(Figure record listings)
——
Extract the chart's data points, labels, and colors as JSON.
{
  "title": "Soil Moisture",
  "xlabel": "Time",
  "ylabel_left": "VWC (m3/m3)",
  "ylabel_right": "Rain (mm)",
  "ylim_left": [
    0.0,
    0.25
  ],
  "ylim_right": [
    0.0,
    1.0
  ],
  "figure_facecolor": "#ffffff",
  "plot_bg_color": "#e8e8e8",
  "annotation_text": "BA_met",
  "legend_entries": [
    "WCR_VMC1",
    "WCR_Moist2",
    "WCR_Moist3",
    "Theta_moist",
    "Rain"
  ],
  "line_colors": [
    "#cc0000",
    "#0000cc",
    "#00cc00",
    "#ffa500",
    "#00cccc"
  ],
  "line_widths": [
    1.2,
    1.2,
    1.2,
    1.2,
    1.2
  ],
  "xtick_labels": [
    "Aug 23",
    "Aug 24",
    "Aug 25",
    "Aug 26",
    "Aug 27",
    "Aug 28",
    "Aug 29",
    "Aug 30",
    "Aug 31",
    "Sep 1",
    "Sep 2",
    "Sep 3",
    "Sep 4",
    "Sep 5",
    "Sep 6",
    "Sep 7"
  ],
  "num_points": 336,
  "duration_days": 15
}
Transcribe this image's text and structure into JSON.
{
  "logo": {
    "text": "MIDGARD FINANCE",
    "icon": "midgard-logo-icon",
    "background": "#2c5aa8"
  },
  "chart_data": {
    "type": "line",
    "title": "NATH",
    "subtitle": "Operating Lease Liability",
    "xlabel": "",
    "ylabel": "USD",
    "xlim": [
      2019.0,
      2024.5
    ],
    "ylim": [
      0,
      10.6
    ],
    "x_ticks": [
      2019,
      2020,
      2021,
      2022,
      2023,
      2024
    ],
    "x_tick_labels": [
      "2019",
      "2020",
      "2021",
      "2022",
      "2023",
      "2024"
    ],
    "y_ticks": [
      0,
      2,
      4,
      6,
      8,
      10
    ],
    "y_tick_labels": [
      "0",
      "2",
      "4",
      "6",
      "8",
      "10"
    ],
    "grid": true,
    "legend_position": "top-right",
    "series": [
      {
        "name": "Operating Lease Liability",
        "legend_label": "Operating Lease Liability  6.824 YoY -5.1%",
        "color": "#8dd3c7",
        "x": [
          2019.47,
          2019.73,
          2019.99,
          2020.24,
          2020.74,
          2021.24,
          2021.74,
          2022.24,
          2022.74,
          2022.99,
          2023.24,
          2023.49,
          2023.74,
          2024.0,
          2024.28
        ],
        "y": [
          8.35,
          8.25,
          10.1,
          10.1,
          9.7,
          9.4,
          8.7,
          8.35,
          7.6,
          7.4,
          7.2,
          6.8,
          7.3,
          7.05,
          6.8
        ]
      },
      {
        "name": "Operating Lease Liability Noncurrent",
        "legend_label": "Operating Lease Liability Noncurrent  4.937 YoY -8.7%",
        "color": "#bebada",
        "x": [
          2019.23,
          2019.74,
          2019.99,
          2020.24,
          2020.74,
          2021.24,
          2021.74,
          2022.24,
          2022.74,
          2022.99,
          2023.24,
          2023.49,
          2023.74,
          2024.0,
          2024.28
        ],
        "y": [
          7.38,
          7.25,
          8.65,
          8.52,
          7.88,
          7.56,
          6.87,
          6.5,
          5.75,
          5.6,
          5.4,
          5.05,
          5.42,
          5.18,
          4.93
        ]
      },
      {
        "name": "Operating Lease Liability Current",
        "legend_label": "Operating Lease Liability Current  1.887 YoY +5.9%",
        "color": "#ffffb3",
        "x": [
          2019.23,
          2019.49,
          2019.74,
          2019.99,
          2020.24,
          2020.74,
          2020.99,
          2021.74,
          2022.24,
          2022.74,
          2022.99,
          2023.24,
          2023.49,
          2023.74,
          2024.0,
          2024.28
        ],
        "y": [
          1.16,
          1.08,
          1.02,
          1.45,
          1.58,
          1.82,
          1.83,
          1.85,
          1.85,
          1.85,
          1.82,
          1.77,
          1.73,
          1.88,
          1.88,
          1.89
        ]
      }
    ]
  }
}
——
Extract each entry in full, exactly as given.

Extract the chart's data points, labels, and colors as JSON.
{
  "title": "Soil Moisture",
  "xlabel": "Time",
  "ylabel_left": "VWC (m3/m3)",
  "ylabel_right": "Rain (mm)",
  "ylim_left": [
    0.0,
    0.25
  ],
  "ylim_right": [
    0.0,
    1.0
  ],
  "figure_facecolor": "#ffffff",
  "plot_bg_color": "#e8e8e8",
  "annotation_text": "BA_met",
  "legend_entries": [
    "WCR_VMC1",
    "WCR_Moist2",
    "WCR_Moist3",
    "Theta_moist",
    "Rain"
  ],
  "line_colors": [
    "#cc0000",
    "#0000cc",
    "#00cc00",
    "#ffa500",
    "#00cccc"
  ],
  "line_widths": [
    1.2,
    1.2,
    1.2,
    1.2,
    1.2
  ],
  "xtick_labels": [
    "Aug 23",
    "Aug 24",
    "Aug 25",
    "Aug 26",
    "Aug 27",
    "Aug 28",
    "Aug 29",
    "Aug 30",
    "Aug 31",
    "Sep 1",
    "Sep 2",
    "Sep 3",
    "Sep 4",
    "Sep 5",
    "Sep 6",
    "Sep 7"
  ],
  "num_points": 336,
  "duration_days": 15
}
Transcribe this image's text and structure into JSON.
{
  "logo": {
    "text": "MIDGARD FINANCE",
    "icon": "midgard-logo-icon",
    "background": "#2c5aa8"
  },
  "chart_data": {
    "type": "line",
    "title": "NATH",
    "subtitle": "Operating Lease Liability",
    "xlabel": "",
    "ylabel": "USD",
    "xlim": [
      2019.0,
      2024.5
    ],
    "ylim": [
      0,
      10.6
    ],
    "x_ticks": [
      2019,
      2020,
      2021,
      2022,
      2023,
      2024
    ],
    "x_tick_labels": [
      "2019",
      "2020",
      "2021",
      "2022",
      "2023",
      "2024"
    ],
    "y_ticks": [
      0,
      2,
      4,
      6,
      8,
      10
    ],
    "y_tick_labels": [
      "0",
      "2",
      "4",
      "6",
      "8",
      "10"
    ],
    "grid": true,
    "legend_position": "top-right",
    "series": [
      {
        "name": "Operating Lease Liability",
        "legend_label": "Operating Lease Liability  6.824 YoY -5.1%",
        "color": "#8dd3c7",
        "x": [
          2019.47,
          2019.73,
          2019.99,
          2020.24,
          2020.74,
          2021.24,
          2021.74,
          2022.24,
          2022.74,
          2022.99,
          2023.24,
          2023.49,
          2023.74,
          2024.0,
          2024.28
        ],
        "y": [
          8.35,
          8.25,
          10.1,
          10.1,
          9.7,
          9.4,
          8.7,
          8.35,
          7.6,
          7.4,
          7.2,
          6.8,
          7.3,
          7.05,
          6.8
        ]
      },
      {
        "name": "Operating Lease Liability Noncurrent",
        "legend_label": "Operating Lease Liability Noncurrent  4.937 YoY -8.7%",
        "color": "#bebada",
        "x": [
          2019.23,
          2019.74,
          2019.99,
          2020.24,
          2020.74,
          2021.24,
          2021.74,
          2022.24,
          2022.74,
          2022.99,
          2023.24,
          2023.49,
          2023.74,
          2024.0,
          2024.28
        ],
        "y": [
          7.38,
          7.25,
          8.65,
          8.52,
          7.88,
          7.56,
          6.87,
          6.5,
          5.75,
          5.6,
          5.4,
          5.05,
          5.42,
          5.18,
          4.93
        ]
      },
      {
        "name": "Operating Lease Liability Current",
        "legend_label": "Operating Lease Liability Current  1.887 YoY +5.9%",
        "color": "#ffffb3",
        "x": [
          2019.23,
          2019.49,
          2019.74,
          2019.99,
          2020.24,
          2020.74,
          2020.99,
          2021.74,
          2022.24,
          2022.74,
          2022.99,
          2023.24,
          2023.49,
          2023.74,
          2024.0,
          2024.28
        ],
        "y": [
          1.16,
          1.08,
          1.02,
          1.45,
          1.58,
          1.82,
          1.83,
          1.85,
          1.85,
          1.85,
          1.82,
          1.77,
          1.73,
          1.88,
          1.88,
          1.89
        ]
      }
    ]
  }
}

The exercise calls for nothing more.